*** TEXT BLOCK

Statistics 202

I reckon I am about halfway through my three-year subscription to The Bland-Horse. Sometimes I wonder why I wasted that money in the first place. Other times they do something that makes the subscription seem worthwhile. Not because they did something particularly good. Au contraire. In this case they attempted something statistical and in doing so revealed just how inept they really are in that department. Which makes me laugh, and God knows I NEED all the LAUGHS I can get these days. Which makes the price of the subscription occasionally seem worthwhile.

The article in question is “Class Action” in the issue of October 23, page 3030. My first reaction was amusement because the topics they chose to study are topics that I myself have covered. Racing class of dams I covered in three parts this past summer. Birth rank and age of mares I covered this spring in “Bloodstock in the Bluegrass” (The B-H chose to study only the former). The postbarren effect I covered about 20 years ago.

My second reaction was one of amusement as well, amusement because The B-H acted as if it were some great revelation that the racing class of mares correlates pretty closely with producing class, as if this has not been known for 80 years or so, since the days of “Uncle Joe” Estes. Ditto for birth rank. They acted as if it were some great revelation that first foals are generally below average, that second through fourth foals are generally best, and that results generally tail off after the fourth foal. Numerous studies have been made on birth rank dating back to “Uncle Joe” Estes 80 years ago, and they all show essentially the same thing. It is not exactly a great revelation.

I read the article and scanned through its results and was satisfied that their results were essentially the same as mine (at least in relative terms, though not in absolute terms; more about that later). I did find some problems with the statistics in this article–problems which did not really affect its overall conclusions–but problems nonetheless.

I made several efforts to email the author of this article (to be denoted by the initials EH). No response. Finally I emailed a friend who has the misfortune to slave at that rag. She informed me that EH does not answer ANY of his emails. Nothing personal. OK. So I decided to write this post (nothing personal, merely a professional evaluation of the problems I perceive in this article).

The first problem is in Table 1 on racing class of dams. It starts by showing the number of mares in each category and the collective AEI (Average Earnings Index, 1.00 being average) for those mares. The AEIs range from 20.31 for G1 winners to 0.16 for runners (mares who started but did not win, includes both placed and unplaced mares). No surprises there.

******

STATED TASK:
Reproduce the part of the racing statistics post above word for word, starting with "The article in" and going on through "20 years ago.".

*** SOURCE EXCERPT

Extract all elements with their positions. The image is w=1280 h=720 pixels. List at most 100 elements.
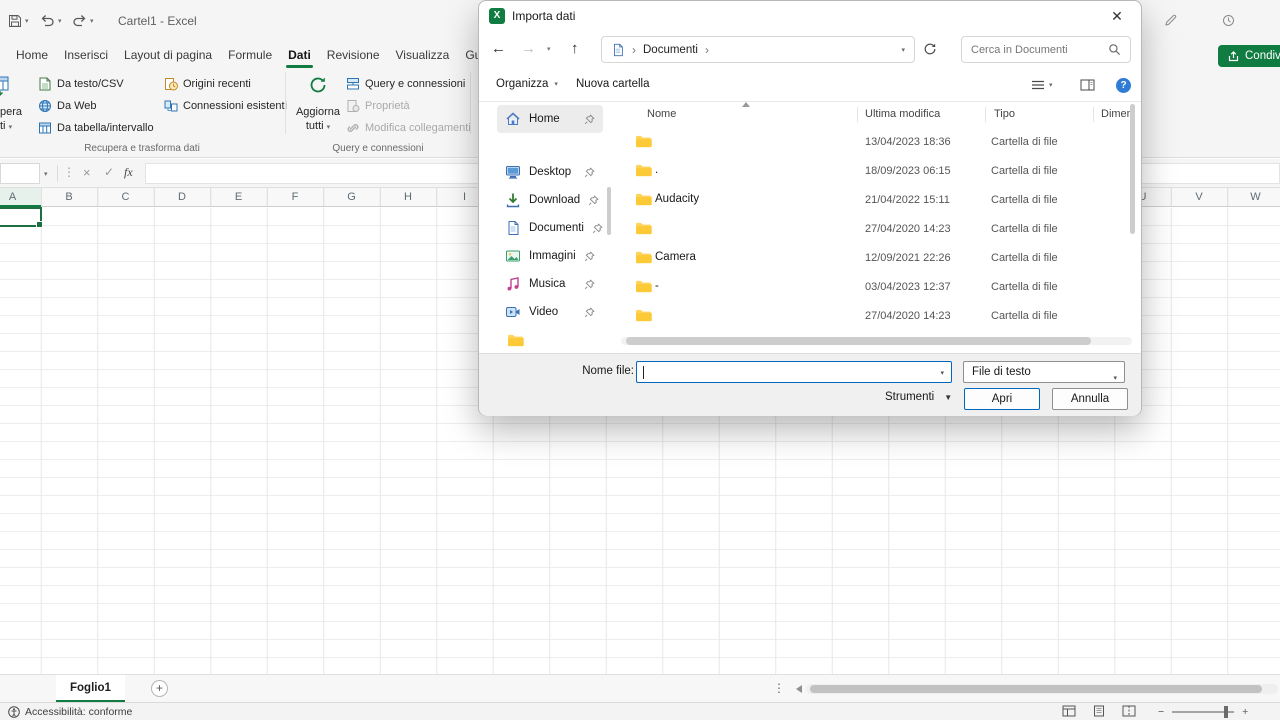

******

EXERCISE SOLUTION:
The article in question is “Class Action” in the issue of October 23, page 3030. My first reaction was amusement because the topics they chose to study are topics that I myself have covered. Racing class of dams I covered in three parts this past summer. Birth rank and age of mares I covered this spring in “Bloodstock in the Bluegrass” (The B-H chose to study only the former). The postbarren effect I covered about 20 years ago.